◆ WRITTEN REQUEST ◆
Reproduce every line of the material below, but drop the pictures.

-*-

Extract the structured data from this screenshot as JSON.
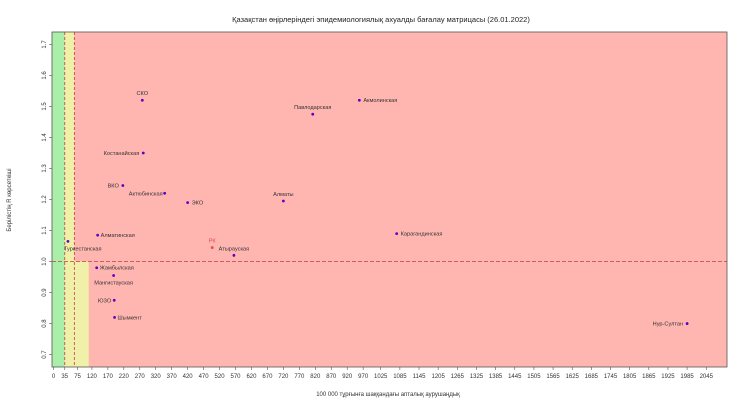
{
  "chart_data": {
    "type": "scatter",
    "title": "Қазақстан өңірлеріндегі эпидемиологиялық ахуалды бағалау матрицасы  (26.01.2022)",
    "xlabel": "100 000 тұрғынға шаққандағы апталық аурушаңдық",
    "ylabel": "Берілістің R көрсеткіші",
    "xlim": [
      -5,
      2110
    ],
    "ylim": [
      0.66,
      1.74
    ],
    "x_ticks": [
      0,
      35,
      75,
      120,
      170,
      220,
      270,
      320,
      370,
      420,
      470,
      520,
      570,
      620,
      670,
      720,
      770,
      820,
      870,
      920,
      970,
      1025,
      1085,
      1145,
      1205,
      1265,
      1325,
      1385,
      1445,
      1505,
      1565,
      1625,
      1685,
      1745,
      1805,
      1865,
      1925,
      1985,
      2045
    ],
    "x_tick_labels": [
      "0",
      "35",
      "75",
      "120",
      "170",
      "220",
      "270",
      "320",
      "370",
      "420",
      "470",
      "520",
      "570",
      "620",
      "670",
      "720",
      "770",
      "820",
      "870",
      "920",
      "970",
      "1025",
      "1085",
      "1145",
      "1205",
      "1265",
      "1325",
      "1385",
      "1445",
      "1505",
      "1565",
      "1625",
      "1685",
      "1745",
      "1805",
      "1865",
      "1925",
      "1985",
      "2045"
    ],
    "y_ticks": [
      0.7,
      0.8,
      0.9,
      1.0,
      1.1,
      1.2,
      1.3,
      1.4,
      1.5,
      1.6,
      1.7
    ],
    "y_tick_labels": [
      "0.7",
      "0.8",
      "0.9",
      "1.0",
      "1.1",
      "1.2",
      "1.3",
      "1.4",
      "1.5",
      "1.6",
      "1.7"
    ],
    "zones": [
      {
        "x_from": -5,
        "x_to": 35,
        "color": "#aaeeaa"
      },
      {
        "x_from": 35,
        "x_to": 65,
        "color": "#f0f0a8"
      },
      {
        "x_from": 65,
        "x_to": 2110,
        "color": "#ffb6b0"
      }
    ],
    "extra_yellow_band": {
      "x_from": 65,
      "x_to": 110,
      "y_from": 0.66,
      "y_to": 1.0,
      "color": "#f0f0a8"
    },
    "threshold_lines": {
      "x_green": 35,
      "x_yellow": 65,
      "y": 1.0,
      "color": "#c04040"
    },
    "grid": false,
    "points": [
      {
        "label": "СКО",
        "x": 278,
        "y": 1.52
      },
      {
        "label": "Акмолинская",
        "x": 958,
        "y": 1.52
      },
      {
        "label": "Павлодарская",
        "x": 812,
        "y": 1.475
      },
      {
        "label": "Костанайская",
        "x": 281,
        "y": 1.35
      },
      {
        "label": "ВКО",
        "x": 217,
        "y": 1.245
      },
      {
        "label": "Актюбинская",
        "x": 348,
        "y": 1.22
      },
      {
        "label": "ЭКО",
        "x": 420,
        "y": 1.19
      },
      {
        "label": "Алматы",
        "x": 720,
        "y": 1.195
      },
      {
        "label": "Алматинская",
        "x": 138,
        "y": 1.085
      },
      {
        "label": "Карагандинская",
        "x": 1075,
        "y": 1.09
      },
      {
        "label": "Туркестанская",
        "x": 45,
        "y": 1.065
      },
      {
        "label": "РК",
        "x": 497,
        "y": 1.045
      },
      {
        "label": "Атырауская",
        "x": 565,
        "y": 1.02
      },
      {
        "label": "Жамбылская",
        "x": 135,
        "y": 0.98
      },
      {
        "label": "Мангистауская",
        "x": 188,
        "y": 0.955
      },
      {
        "label": "ЮЗО",
        "x": 190,
        "y": 0.875
      },
      {
        "label": "Шымкент",
        "x": 191,
        "y": 0.82
      },
      {
        "label": "Нур-Султан",
        "x": 1985,
        "y": 0.8
      }
    ],
    "point_color": "#6000c0",
    "highlight_color": "#e05050"
  }
}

-*-

◆ SOLVED EXERCISE ◆
Extract the structured data from this screenshot as JSON.
{
  "chart_data": {
    "type": "scatter",
    "title": "Қазақстан өңірлеріндегі эпидемиологиялық ахуалды бағалау матрицасы  (26.01.2022)",
    "xlabel": "100 000 тұрғынға шаққандағы апталық аурушаңдық",
    "ylabel": "Берілістің R көрсеткіші",
    "xlim": [
      -5,
      2110
    ],
    "ylim": [
      0.66,
      1.74
    ],
    "x_ticks": [
      0,
      35,
      75,
      120,
      170,
      220,
      270,
      320,
      370,
      420,
      470,
      520,
      570,
      620,
      670,
      720,
      770,
      820,
      870,
      920,
      970,
      1025,
      1085,
      1145,
      1205,
      1265,
      1325,
      1385,
      1445,
      1505,
      1565,
      1625,
      1685,
      1745,
      1805,
      1865,
      1925,
      1985,
      2045
    ],
    "x_tick_labels": [
      "0",
      "35",
      "75",
      "120",
      "170",
      "220",
      "270",
      "320",
      "370",
      "420",
      "470",
      "520",
      "570",
      "620",
      "670",
      "720",
      "770",
      "820",
      "870",
      "920",
      "970",
      "1025",
      "1085",
      "1145",
      "1205",
      "1265",
      "1325",
      "1385",
      "1445",
      "1505",
      "1565",
      "1625",
      "1685",
      "1745",
      "1805",
      "1865",
      "1925",
      "1985",
      "2045"
    ],
    "y_ticks": [
      0.7,
      0.8,
      0.9,
      1.0,
      1.1,
      1.2,
      1.3,
      1.4,
      1.5,
      1.6,
      1.7
    ],
    "y_tick_labels": [
      "0.7",
      "0.8",
      "0.9",
      "1.0",
      "1.1",
      "1.2",
      "1.3",
      "1.4",
      "1.5",
      "1.6",
      "1.7"
    ],
    "zones": [
      {
        "x_from": -5,
        "x_to": 35,
        "color": "#aaeeaa"
      },
      {
        "x_from": 35,
        "x_to": 65,
        "color": "#f0f0a8"
      },
      {
        "x_from": 65,
        "x_to": 2110,
        "color": "#ffb6b0"
      }
    ],
    "extra_yellow_band": {
      "x_from": 65,
      "x_to": 110,
      "y_from": 0.66,
      "y_to": 1.0,
      "color": "#f0f0a8"
    },
    "threshold_lines": {
      "x_green": 35,
      "x_yellow": 65,
      "y": 1.0,
      "color": "#c04040"
    },
    "grid": false,
    "points": [
      {
        "label": "СКО",
        "x": 278,
        "y": 1.52
      },
      {
        "label": "Акмолинская",
        "x": 958,
        "y": 1.52
      },
      {
        "label": "Павлодарская",
        "x": 812,
        "y": 1.475
      },
      {
        "label": "Костанайская",
        "x": 281,
        "y": 1.35
      },
      {
        "label": "ВКО",
        "x": 217,
        "y": 1.245
      },
      {
        "label": "Актюбинская",
        "x": 348,
        "y": 1.22
      },
      {
        "label": "ЭКО",
        "x": 420,
        "y": 1.19
      },
      {
        "label": "Алматы",
        "x": 720,
        "y": 1.195
      },
      {
        "label": "Алматинская",
        "x": 138,
        "y": 1.085
      },
      {
        "label": "Карагандинская",
        "x": 1075,
        "y": 1.09
      },
      {
        "label": "Туркестанская",
        "x": 45,
        "y": 1.065
      },
      {
        "label": "РК",
        "x": 497,
        "y": 1.045
      },
      {
        "label": "Атырауская",
        "x": 565,
        "y": 1.02
      },
      {
        "label": "Жамбылская",
        "x": 135,
        "y": 0.98
      },
      {
        "label": "Мангистауская",
        "x": 188,
        "y": 0.955
      },
      {
        "label": "ЮЗО",
        "x": 190,
        "y": 0.875
      },
      {
        "label": "Шымкент",
        "x": 191,
        "y": 0.82
      },
      {
        "label": "Нур-Султан",
        "x": 1985,
        "y": 0.8
      }
    ],
    "point_color": "#6000c0",
    "highlight_color": "#e05050"
  }
}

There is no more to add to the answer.